Every entry needs to be printed exactly, please.

Figure data in JSON
>> begin
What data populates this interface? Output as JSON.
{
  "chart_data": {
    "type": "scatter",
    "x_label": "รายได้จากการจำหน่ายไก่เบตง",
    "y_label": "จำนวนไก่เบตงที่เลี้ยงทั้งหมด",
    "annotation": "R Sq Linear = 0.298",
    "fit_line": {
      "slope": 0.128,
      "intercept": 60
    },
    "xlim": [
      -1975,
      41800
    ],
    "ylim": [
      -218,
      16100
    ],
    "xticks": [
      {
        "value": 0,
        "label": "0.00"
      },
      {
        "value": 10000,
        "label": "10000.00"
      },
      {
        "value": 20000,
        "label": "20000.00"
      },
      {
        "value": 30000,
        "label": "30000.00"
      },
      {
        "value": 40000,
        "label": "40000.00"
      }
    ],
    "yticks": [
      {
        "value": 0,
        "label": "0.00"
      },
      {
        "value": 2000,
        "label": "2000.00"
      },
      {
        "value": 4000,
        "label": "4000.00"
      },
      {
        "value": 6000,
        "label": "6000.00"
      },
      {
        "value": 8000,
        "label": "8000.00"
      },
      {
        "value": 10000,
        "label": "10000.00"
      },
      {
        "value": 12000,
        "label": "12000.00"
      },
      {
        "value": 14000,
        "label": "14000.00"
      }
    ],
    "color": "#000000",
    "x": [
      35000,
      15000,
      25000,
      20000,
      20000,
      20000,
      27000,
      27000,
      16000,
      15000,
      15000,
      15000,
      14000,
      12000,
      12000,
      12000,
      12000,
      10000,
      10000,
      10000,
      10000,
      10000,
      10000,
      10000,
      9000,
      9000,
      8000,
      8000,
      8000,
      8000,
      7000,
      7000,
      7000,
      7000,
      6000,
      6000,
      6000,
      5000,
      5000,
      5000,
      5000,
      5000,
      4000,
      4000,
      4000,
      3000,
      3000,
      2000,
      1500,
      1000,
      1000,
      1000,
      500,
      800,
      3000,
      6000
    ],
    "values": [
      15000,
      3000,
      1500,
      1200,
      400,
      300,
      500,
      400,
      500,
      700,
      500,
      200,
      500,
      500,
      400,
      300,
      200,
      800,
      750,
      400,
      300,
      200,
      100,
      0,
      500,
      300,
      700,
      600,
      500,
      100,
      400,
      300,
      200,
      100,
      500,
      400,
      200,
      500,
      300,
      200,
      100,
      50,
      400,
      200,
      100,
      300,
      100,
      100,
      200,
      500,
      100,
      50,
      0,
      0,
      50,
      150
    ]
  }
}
>> end
▶ [Answer to this exercise]:
What data populates this interface? Output as JSON.
{
  "chart_data": {
    "type": "scatter",
    "x_label": "รายได้จากการจำหน่ายไก่เบตง",
    "y_label": "จำนวนไก่เบตงที่เลี้ยงทั้งหมด",
    "annotation": "R Sq Linear = 0.298",
    "fit_line": {
      "slope": 0.128,
      "intercept": 60
    },
    "xlim": [
      -1975,
      41800
    ],
    "ylim": [
      -218,
      16100
    ],
    "xticks": [
      {
        "value": 0,
        "label": "0.00"
      },
      {
        "value": 10000,
        "label": "10000.00"
      },
      {
        "value": 20000,
        "label": "20000.00"
      },
      {
        "value": 30000,
        "label": "30000.00"
      },
      {
        "value": 40000,
        "label": "40000.00"
      }
    ],
    "yticks": [
      {
        "value": 0,
        "label": "0.00"
      },
      {
        "value": 2000,
        "label": "2000.00"
      },
      {
        "value": 4000,
        "label": "4000.00"
      },
      {
        "value": 6000,
        "label": "6000.00"
      },
      {
        "value": 8000,
        "label": "8000.00"
      },
      {
        "value": 10000,
        "label": "10000.00"
      },
      {
        "value": 12000,
        "label": "12000.00"
      },
      {
        "value": 14000,
        "label": "14000.00"
      }
    ],
    "color": "#000000",
    "x": [
      35000,
      15000,
      25000,
      20000,
      20000,
      20000,
      27000,
      27000,
      16000,
      15000,
      15000,
      15000,
      14000,
      12000,
      12000,
      12000,
      12000,
      10000,
      10000,
      10000,
      10000,
      10000,
      10000,
      10000,
      9000,
      9000,
      8000,
      8000,
      8000,
      8000,
      7000,
      7000,
      7000,
      7000,
      6000,
      6000,
      6000,
      5000,
      5000,
      5000,
      5000,
      5000,
      4000,
      4000,
      4000,
      3000,
      3000,
      2000,
      1500,
      1000,
      1000,
      1000,
      500,
      800,
      3000,
      6000
    ],
    "values": [
      15000,
      3000,
      1500,
      1200,
      400,
      300,
      500,
      400,
      500,
      700,
      500,
      200,
      500,
      500,
      400,
      300,
      200,
      800,
      750,
      400,
      300,
      200,
      100,
      0,
      500,
      300,
      700,
      600,
      500,
      100,
      400,
      300,
      200,
      100,
      500,
      400,
      200,
      500,
      300,
      200,
      100,
      50,
      400,
      200,
      100,
      300,
      100,
      100,
      200,
      500,
      100,
      50,
      0,
      0,
      50,
      150
    ]
  }
}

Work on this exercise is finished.